* [Your task] Find each line containing the string "name" and return it.

* [Records provided]
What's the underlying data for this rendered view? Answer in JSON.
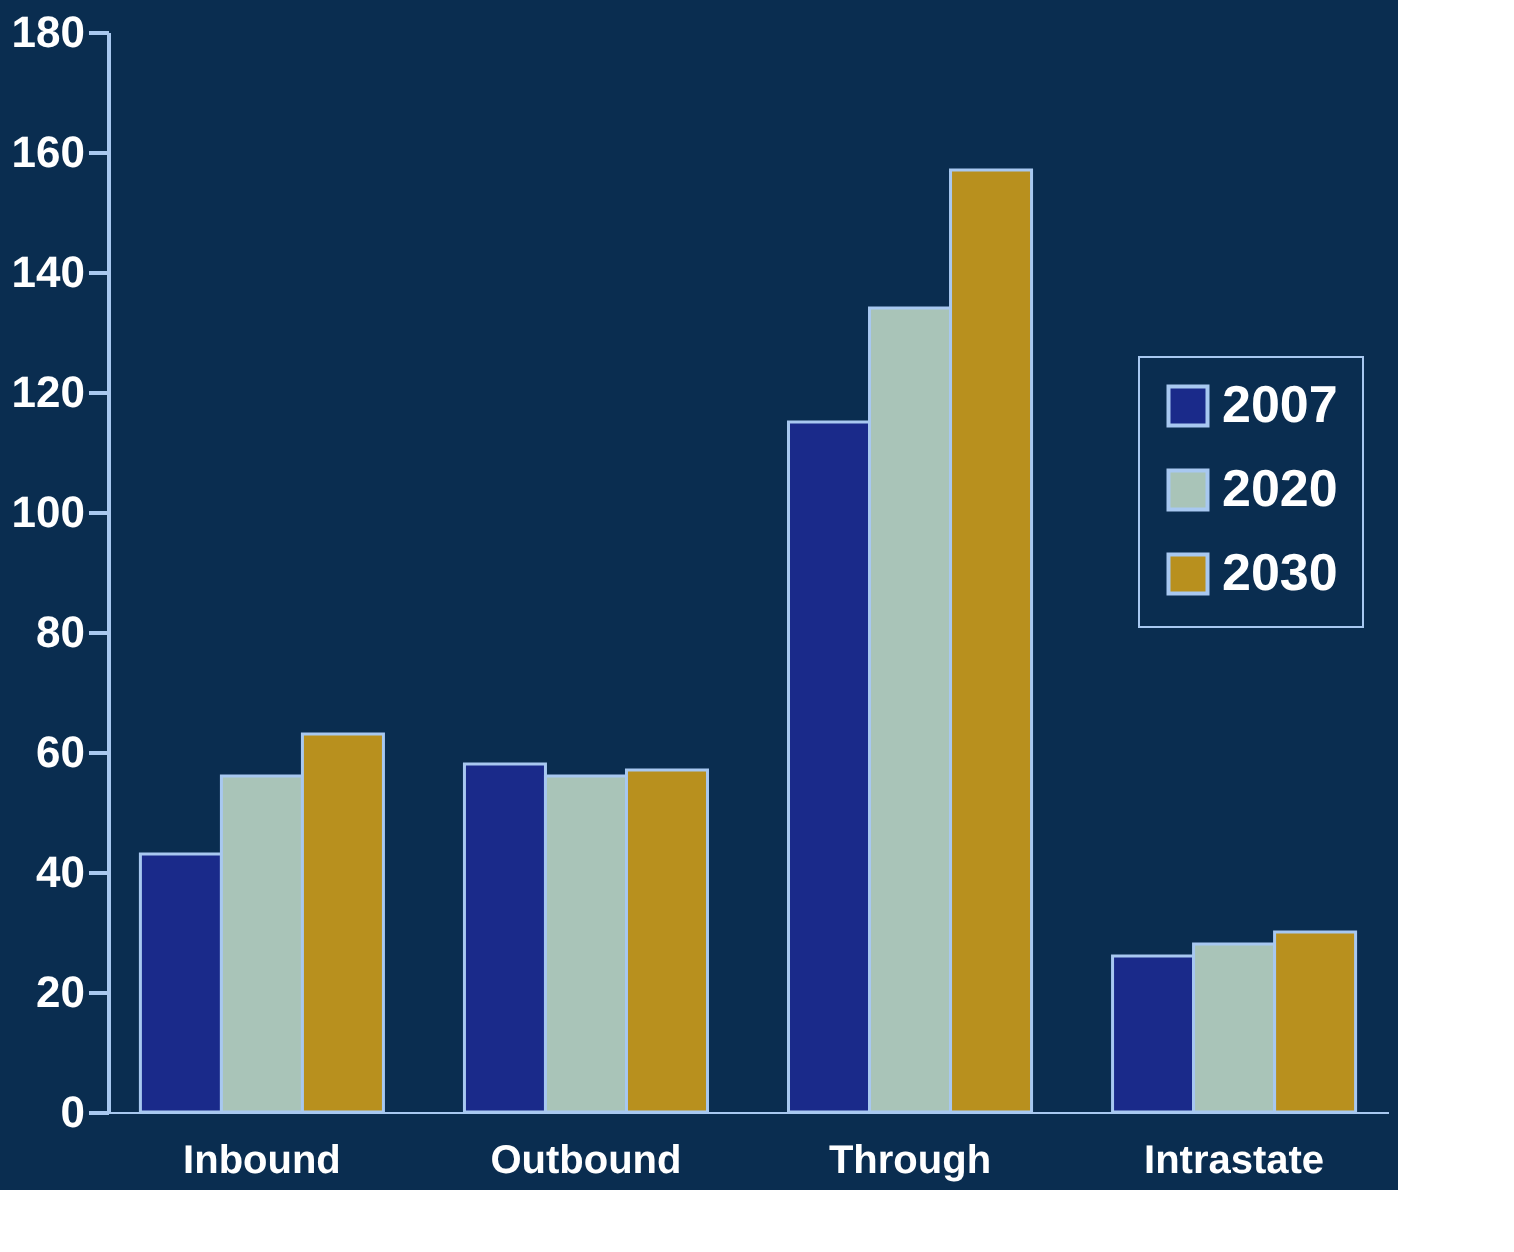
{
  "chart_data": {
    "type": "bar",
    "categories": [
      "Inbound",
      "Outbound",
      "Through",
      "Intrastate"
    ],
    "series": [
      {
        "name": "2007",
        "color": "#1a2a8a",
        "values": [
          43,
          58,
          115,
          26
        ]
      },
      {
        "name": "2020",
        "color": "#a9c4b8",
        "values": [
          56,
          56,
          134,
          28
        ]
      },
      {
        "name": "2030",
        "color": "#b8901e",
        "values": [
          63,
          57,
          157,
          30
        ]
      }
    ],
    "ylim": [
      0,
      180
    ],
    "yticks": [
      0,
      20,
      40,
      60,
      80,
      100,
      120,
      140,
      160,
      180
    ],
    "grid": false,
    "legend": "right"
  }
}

==

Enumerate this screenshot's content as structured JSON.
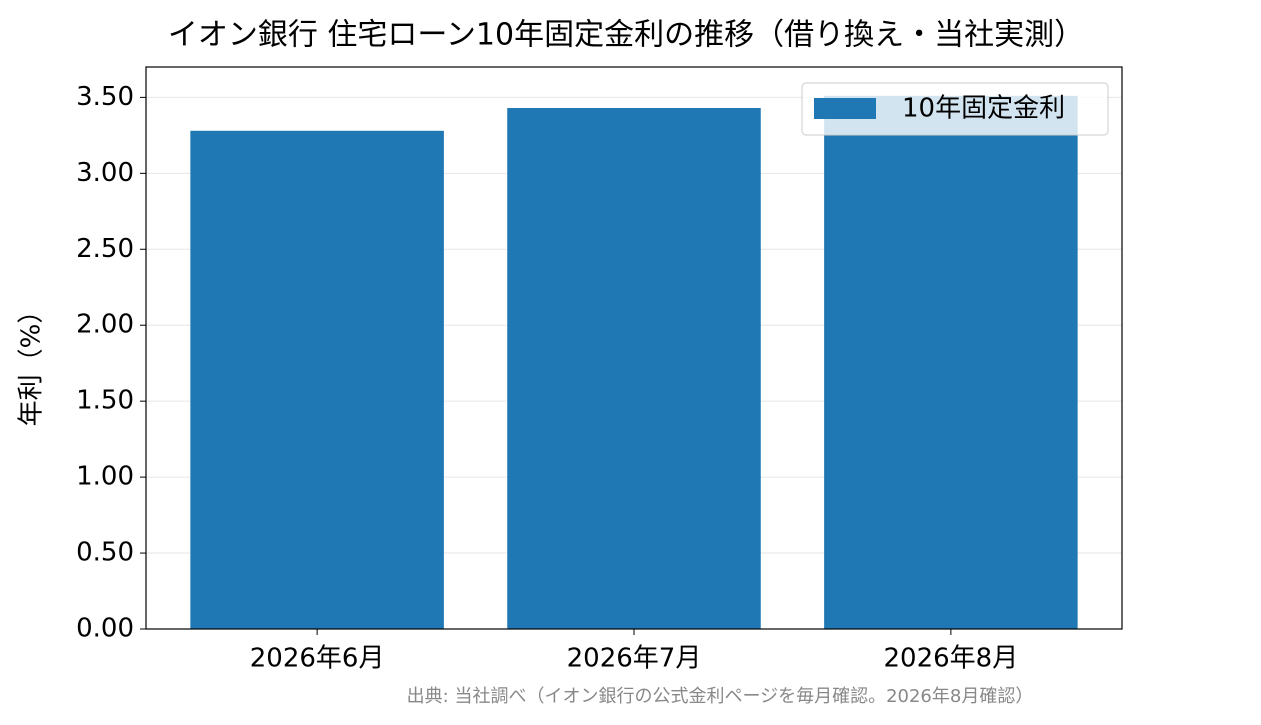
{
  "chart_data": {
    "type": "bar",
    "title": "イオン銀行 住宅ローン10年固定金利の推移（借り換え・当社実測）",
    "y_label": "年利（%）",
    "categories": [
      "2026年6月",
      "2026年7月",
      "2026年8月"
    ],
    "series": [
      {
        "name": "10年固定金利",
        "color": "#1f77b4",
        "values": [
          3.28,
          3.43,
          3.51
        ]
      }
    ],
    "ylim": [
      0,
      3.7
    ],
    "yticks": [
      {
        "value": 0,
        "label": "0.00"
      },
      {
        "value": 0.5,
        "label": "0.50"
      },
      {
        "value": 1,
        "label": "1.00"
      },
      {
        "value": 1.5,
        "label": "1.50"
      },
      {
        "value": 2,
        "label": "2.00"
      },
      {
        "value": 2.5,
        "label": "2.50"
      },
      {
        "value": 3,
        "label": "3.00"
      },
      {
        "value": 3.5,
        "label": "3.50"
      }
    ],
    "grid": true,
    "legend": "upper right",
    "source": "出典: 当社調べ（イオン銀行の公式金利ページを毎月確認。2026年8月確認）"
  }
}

* [Output for this exercise]
        "name": "2007",
        "name": "2020",
        "name": "2030",
        "name": "10年固定金利",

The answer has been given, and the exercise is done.